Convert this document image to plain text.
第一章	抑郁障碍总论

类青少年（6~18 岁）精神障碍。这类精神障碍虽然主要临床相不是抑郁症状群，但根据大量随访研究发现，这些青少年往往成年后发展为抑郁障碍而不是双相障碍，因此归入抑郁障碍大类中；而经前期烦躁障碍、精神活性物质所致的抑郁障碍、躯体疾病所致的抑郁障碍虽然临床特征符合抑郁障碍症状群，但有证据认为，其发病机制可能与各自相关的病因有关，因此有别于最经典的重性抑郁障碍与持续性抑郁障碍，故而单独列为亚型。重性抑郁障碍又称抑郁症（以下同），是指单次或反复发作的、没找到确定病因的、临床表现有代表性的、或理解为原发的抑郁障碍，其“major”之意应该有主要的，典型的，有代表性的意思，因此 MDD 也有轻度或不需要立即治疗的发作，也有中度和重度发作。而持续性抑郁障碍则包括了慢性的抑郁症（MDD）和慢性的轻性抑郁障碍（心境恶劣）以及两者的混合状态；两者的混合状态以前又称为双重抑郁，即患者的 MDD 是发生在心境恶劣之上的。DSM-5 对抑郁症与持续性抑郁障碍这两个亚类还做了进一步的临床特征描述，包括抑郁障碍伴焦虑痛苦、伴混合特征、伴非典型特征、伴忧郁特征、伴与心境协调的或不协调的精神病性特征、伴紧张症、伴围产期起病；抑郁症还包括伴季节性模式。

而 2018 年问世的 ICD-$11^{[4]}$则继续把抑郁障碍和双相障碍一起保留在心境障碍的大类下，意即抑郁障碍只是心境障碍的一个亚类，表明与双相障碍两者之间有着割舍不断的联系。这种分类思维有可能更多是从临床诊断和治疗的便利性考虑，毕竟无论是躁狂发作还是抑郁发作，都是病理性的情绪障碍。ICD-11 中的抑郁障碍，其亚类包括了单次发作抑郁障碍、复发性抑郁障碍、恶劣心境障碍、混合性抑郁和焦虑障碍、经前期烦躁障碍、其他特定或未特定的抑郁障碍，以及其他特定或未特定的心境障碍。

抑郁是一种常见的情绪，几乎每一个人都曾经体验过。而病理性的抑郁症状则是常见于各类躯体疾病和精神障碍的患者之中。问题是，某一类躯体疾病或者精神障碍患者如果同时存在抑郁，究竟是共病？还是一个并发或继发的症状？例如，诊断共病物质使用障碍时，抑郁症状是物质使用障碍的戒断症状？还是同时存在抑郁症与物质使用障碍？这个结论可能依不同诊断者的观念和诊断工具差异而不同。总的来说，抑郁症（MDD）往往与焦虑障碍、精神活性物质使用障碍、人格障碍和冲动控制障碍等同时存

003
----------------------------------------
• **Problem details**: Retype every record above exactly as it appears.

• **Answer for this exercise**:
Convert this document image to plain text.
第一章	抑郁障碍总论

类青少年（6~18 岁）精神障碍。这类精神障碍虽然主要临床相不是抑郁症状群，但根据大量随访研究发现，这些青少年往往成年后发展为抑郁障碍而不是双相障碍，因此归入抑郁障碍大类中；而经前期烦躁障碍、精神活性物质所致的抑郁障碍、躯体疾病所致的抑郁障碍虽然临床特征符合抑郁障碍症状群，但有证据认为，其发病机制可能与各自相关的病因有关，因此有别于最经典的重性抑郁障碍与持续性抑郁障碍，故而单独列为亚型。重性抑郁障碍又称抑郁症（以下同），是指单次或反复发作的、没找到确定病因的、临床表现有代表性的、或理解为原发的抑郁障碍，其“major”之意应该有主要的，典型的，有代表性的意思，因此 MDD 也有轻度或不需要立即治疗的发作，也有中度和重度发作。而持续性抑郁障碍则包括了慢性的抑郁症（MDD）和慢性的轻性抑郁障碍（心境恶劣）以及两者的混合状态；两者的混合状态以前又称为双重抑郁，即患者的 MDD 是发生在心境恶劣之上的。DSM-5 对抑郁症与持续性抑郁障碍这两个亚类还做了进一步的临床特征描述，包括抑郁障碍伴焦虑痛苦、伴混合特征、伴非典型特征、伴忧郁特征、伴与心境协调的或不协调的精神病性特征、伴紧张症、伴围产期起病；抑郁症还包括伴季节性模式。

而 2018 年问世的 ICD-$11^{[4]}$则继续把抑郁障碍和双相障碍一起保留在心境障碍的大类下，意即抑郁障碍只是心境障碍的一个亚类，表明与双相障碍两者之间有着割舍不断的联系。这种分类思维有可能更多是从临床诊断和治疗的便利性考虑，毕竟无论是躁狂发作还是抑郁发作，都是病理性的情绪障碍。ICD-11 中的抑郁障碍，其亚类包括了单次发作抑郁障碍、复发性抑郁障碍、恶劣心境障碍、混合性抑郁和焦虑障碍、经前期烦躁障碍、其他特定或未特定的抑郁障碍，以及其他特定或未特定的心境障碍。

抑郁是一种常见的情绪，几乎每一个人都曾经体验过。而病理性的抑郁症状则是常见于各类躯体疾病和精神障碍的患者之中。问题是，某一类躯体疾病或者精神障碍患者如果同时存在抑郁，究竟是共病？还是一个并发或继发的症状？例如，诊断共病物质使用障碍时，抑郁症状是物质使用障碍的戒断症状？还是同时存在抑郁症与物质使用障碍？这个结论可能依不同诊断者的观念和诊断工具差异而不同。总的来说，抑郁症（MDD）往往与焦虑障碍、精神活性物质使用障碍、人格障碍和冲动控制障碍等同时存

003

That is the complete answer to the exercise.